Saved data entries
<<<<

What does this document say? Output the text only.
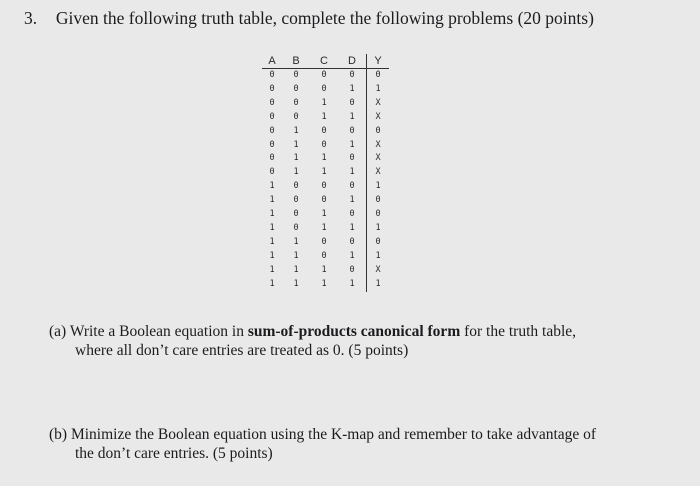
3. Given the following truth table, complete the following problems (20 points)
A	B	C	D	Y
0	0	0	0	0
0	0	0	1	1
0	0	1	0	X
0	0	1	1	X
0	1	0	0	0
0	1	0	1	X
0	1	1	0	X
0	1	1	1	X
1	0	0	0	1
1	0	0	1	0
1	0	1	0	0
1	0	1	1	1
1	1	0	0	0
1	1	0	1	1
1	1	1	0	X
1	1	1	1	1
(a) Write a Boolean equation in sum-of-products canonical form for the truth table,
where all don’t care entries are treated as 0. (5 points)
(b) Minimize the Boolean equation using the K-map and remember to take advantage of
the don’t care entries. (5 points)
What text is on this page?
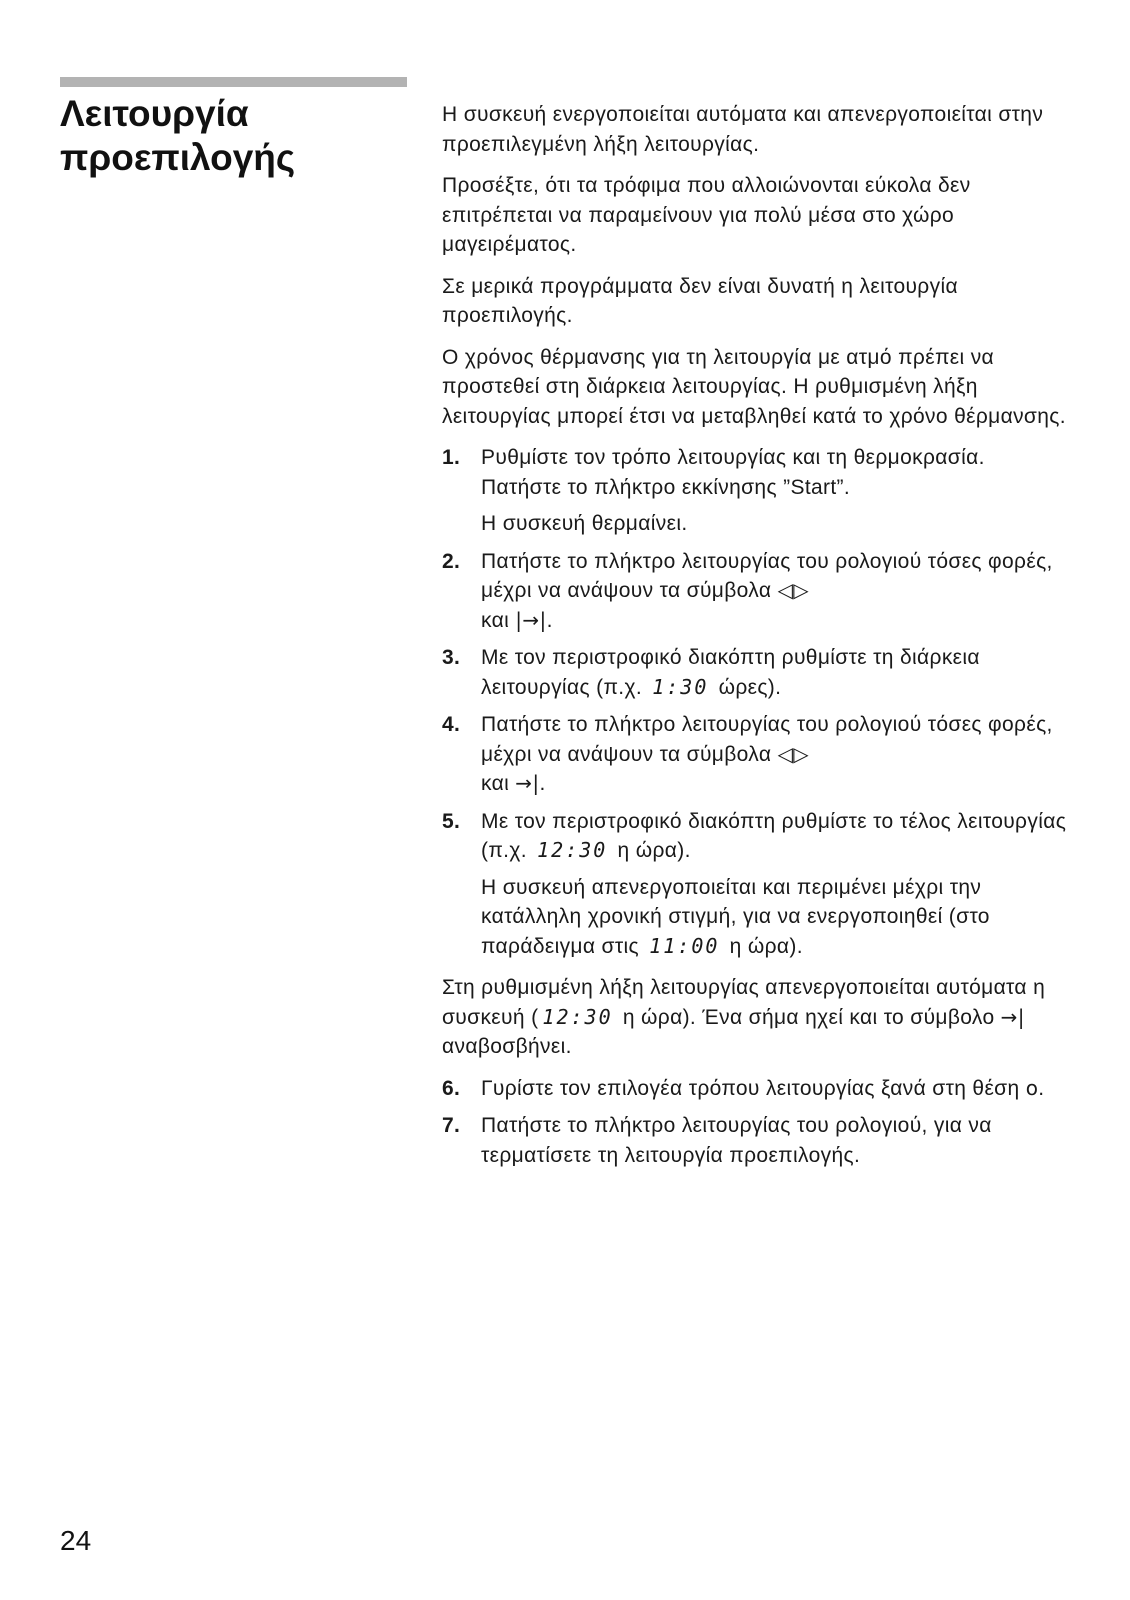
Λειτουργία
προεπιλογής

Η συσκευή ενεργοποιείται αυτόματα και απενεργοποιείται στην προεπιλεγμένη λήξη λειτουργίας.

Προσέξτε, ότι τα τρόφιμα που αλλοιώνονται εύκολα δεν επιτρέπεται να παραμείνουν για πολύ μέσα στο χώρο μαγειρέματος.

Σε μερικά προγράμματα δεν είναι δυνατή η λειτουργία προεπιλογής.

Ο χρόνος θέρμανσης για τη λειτουργία με ατμό πρέπει να προστεθεί στη διάρκεια λειτουργίας. Η ρυθμισμένη λήξη λειτουργίας μπορεί έτσι να μεταβληθεί κατά το χρόνο θέρμανσης.

1. Ρυθμίστε τον τρόπο λειτουργίας και τη θερμοκρασία. Πατήστε το πλήκτρο εκκίνησης ”Start”.
Η συσκευή θερμαίνει.
2. Πατήστε το πλήκτρο λειτουργίας του ρολογιού τόσες φορές, μέχρι να ανάψουν τα σύμβολα ◁▷
και |→|.
3. Με τον περιστροφικό διακόπτη ρυθμίστε τη διάρκεια λειτουργίας (π.χ. 1:30 ώρες).
4. Πατήστε το πλήκτρο λειτουργίας του ρολογιού τόσες φορές, μέχρι να ανάψουν τα σύμβολα ◁▷
και →|.
5. Με τον περιστροφικό διακόπτη ρυθμίστε το τέλος λειτουργίας (π.χ. 12:30 η ώρα).
Η συσκευή απενεργοποιείται και περιμένει μέχρι την κατάλληλη χρονική στιγμή, για να ενεργοποιηθεί (στο παράδειγμα στις 11:00 η ώρα).

Στη ρυθμισμένη λήξη λειτουργίας απενεργοποιείται αυτόματα η συσκευή ( 12:30 η ώρα). Ένα σήμα ηχεί και το σύμβολο →| αναβοσβήνει.

6. Γυρίστε τον επιλογέα τρόπου λειτουργίας ξανά στη θέση o.
7. Πατήστε το πλήκτρο λειτουργίας του ρολογιού, για να τερματίσετε τη λειτουργία προεπιλογής.
24
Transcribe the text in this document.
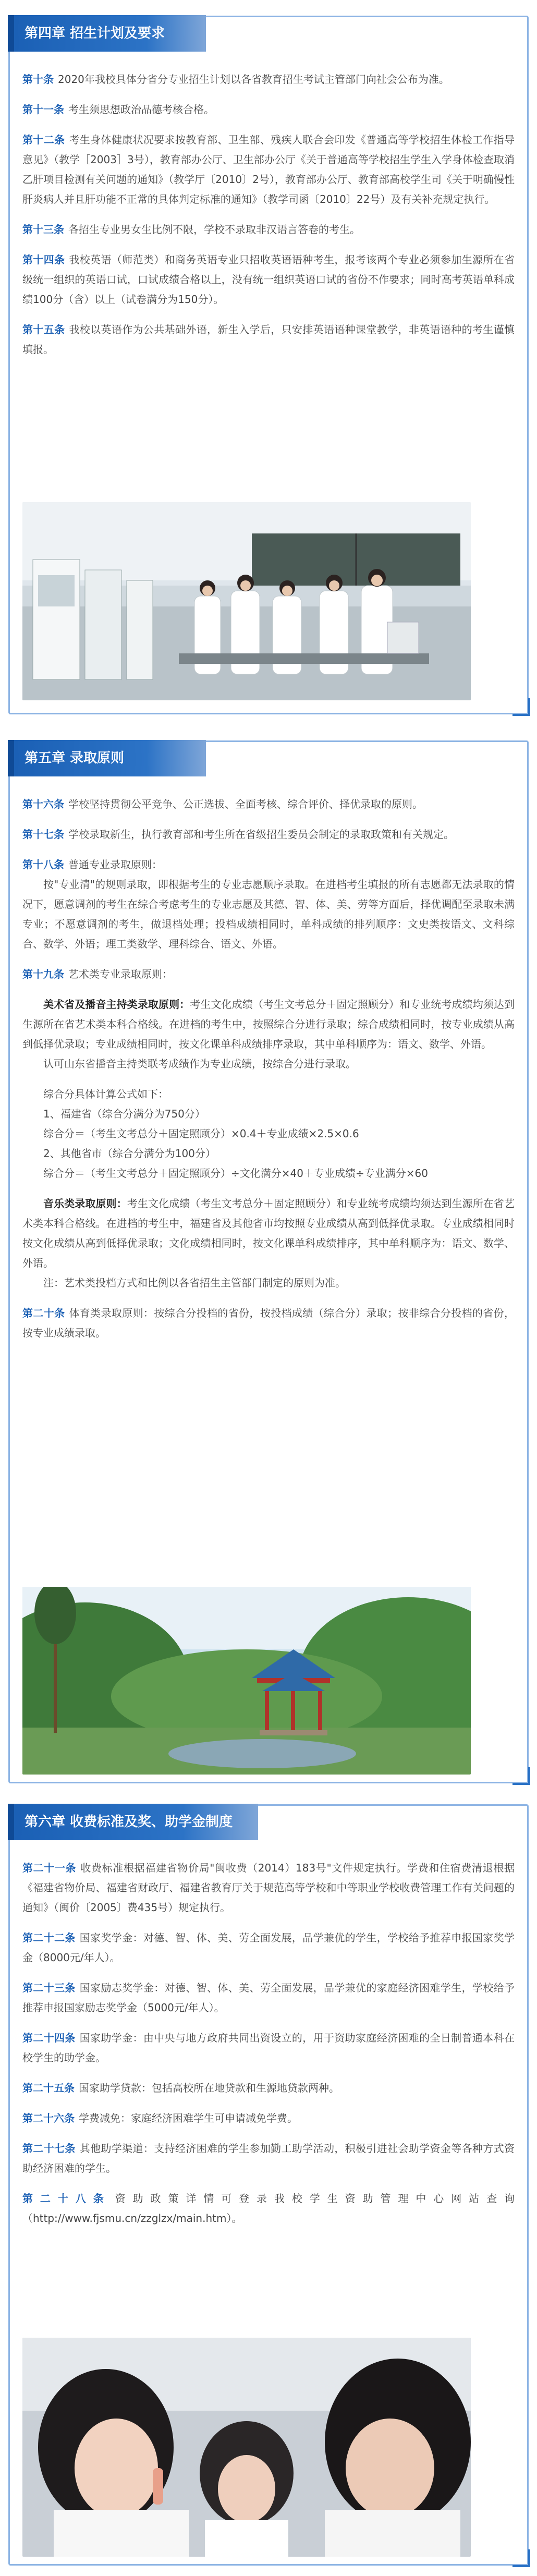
第四章 招生计划及要求

第十条 2020年我校具体分省分专业招生计划以各省教育招生考试主管部门向社会公布为准。

第十一条 考生须思想政治品德考核合格。

第十二条 考生身体健康状况要求按教育部、卫生部、残疾人联合会印发《普通高等学校招生体检工作指导意见》（教学［2003］3号），教育部办公厅、卫生部办公厅《关于普通高等学校招生学生入学身体检查取消乙肝项目检测有关问题的通知》（教学厅〔2010〕2号），教育部办公厅、教育部高校学生司《关于明确慢性肝炎病人并且肝功能不正常的具体判定标准的通知》（教学司函〔2010〕22号）及有关补充规定执行。

第十三条 各招生专业男女生比例不限，学校不录取非汉语言答卷的考生。

第十四条 我校英语（师范类）和商务英语专业只招收英语语种考生，报考该两个专业必须参加生源所在省级统一组织的英语口试，口试成绩合格以上，没有统一组织英语口试的省份不作要求；同时高考英语单科成绩100分（含）以上（试卷满分为150分）。

第十五条 我校以英语作为公共基础外语，新生入学后，只安排英语语种课堂教学，非英语语种的考生谨慎填报。

第五章 录取原则

第十六条 学校坚持贯彻公平竞争、公正选拔、全面考核、综合评价、择优录取的原则。

第十七条 学校录取新生，执行教育部和考生所在省级招生委员会制定的录取政策和有关规定。

第十八条 普通专业录取原则：
按"专业清"的规则录取，即根据考生的专业志愿顺序录取。在进档考生填报的所有志愿都无法录取的情况下，愿意调剂的考生在综合考虑考生的专业志愿及其德、智、体、美、劳等方面后，择优调配至录取未满专业；不愿意调剂的考生，做退档处理；投档成绩相同时，单科成绩的排列顺序：文史类按语文、文科综合、数学、外语；理工类数学、理科综合、语文、外语。

第十九条 艺术类专业录取原则：

美术省及播音主持类录取原则：考生文化成绩（考生文考总分＋固定照顾分）和专业统考成绩均须达到生源所在省艺术类本科合格线。在进档的考生中，按照综合分进行录取；综合成绩相同时，按专业成绩从高到低择优录取；专业成绩相同时，按文化课单科成绩排序录取，其中单科顺序为：语文、数学、外语。
认可山东省播音主持类联考成绩作为专业成绩，按综合分进行录取。

综合分具体计算公式如下：
1、福建省（综合分满分为750分）
综合分＝（考生文考总分＋固定照顾分）×0.4＋专业成绩×2.5×0.6
2、其他省市（综合分满分为100分）
综合分＝（考生文考总分＋固定照顾分）÷文化满分×40＋专业成绩÷专业满分×60

音乐类录取原则：考生文化成绩（考生文考总分＋固定照顾分）和专业统考成绩均须达到生源所在省艺术类本科合格线。在进档的考生中，福建省及其他省市均按照专业成绩从高到低择优录取。专业成绩相同时按文化成绩从高到低择优录取；文化成绩相同时，按文化课单科成绩排序，其中单科顺序为：语文、数学、外语。
注：艺术类投档方式和比例以各省招生主管部门制定的原则为准。

第二十条 体育类录取原则：按综合分投档的省份，按投档成绩（综合分）录取；按非综合分投档的省份，按专业成绩录取。

第六章 收费标准及奖、助学金制度

第二十一条 收费标准根据福建省物价局"闽收费（2014）183号"文件规定执行。学费和住宿费清退根据《福建省物价局、福建省财政厅、福建省教育厅关于规范高等学校和中等职业学校收费管理工作有关问题的通知》（闽价〔2005〕费435号）规定执行。

第二十二条 国家奖学金：对德、智、体、美、劳全面发展，品学兼优的学生，学校给予推荐申报国家奖学金（8000元/年人）。

第二十三条 国家励志奖学金：对德、智、体、美、劳全面发展，品学兼优的家庭经济困难学生，学校给予推荐申报国家励志奖学金（5000元/年人）。

第二十四条 国家助学金：由中央与地方政府共同出资设立的，用于资助家庭经济困难的全日制普通本科在校学生的助学金。

第二十五条 国家助学贷款：包括高校所在地贷款和生源地贷款两种。

第二十六条 学费减免：家庭经济困难学生可申请减免学费。

第二十七条 其他助学渠道：支持经济困难的学生参加勤工助学活动，积极引进社会助学资金等各种方式资助经济困难的学生。

第二十八条 资助政策详情可登录我校学生资助管理中心网站查询（http://www.fjsmu.cn/zzglzx/main.htm）。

>>>>

-- WHAT THE TASK REQUIRES --
Scan the listing above for the word "προεπιλογής" and show each line where it is found.

-- WRITTEN RESPONSE --
προεπιλογής
Σε μερικά προγράμματα δεν είναι δυνατή η λειτουργία προεπιλογής.
7. Πατήστε το πλήκτρο λειτουργίας του ρολογιού, για να τερματίσετε τη λειτουργία προεπιλογής.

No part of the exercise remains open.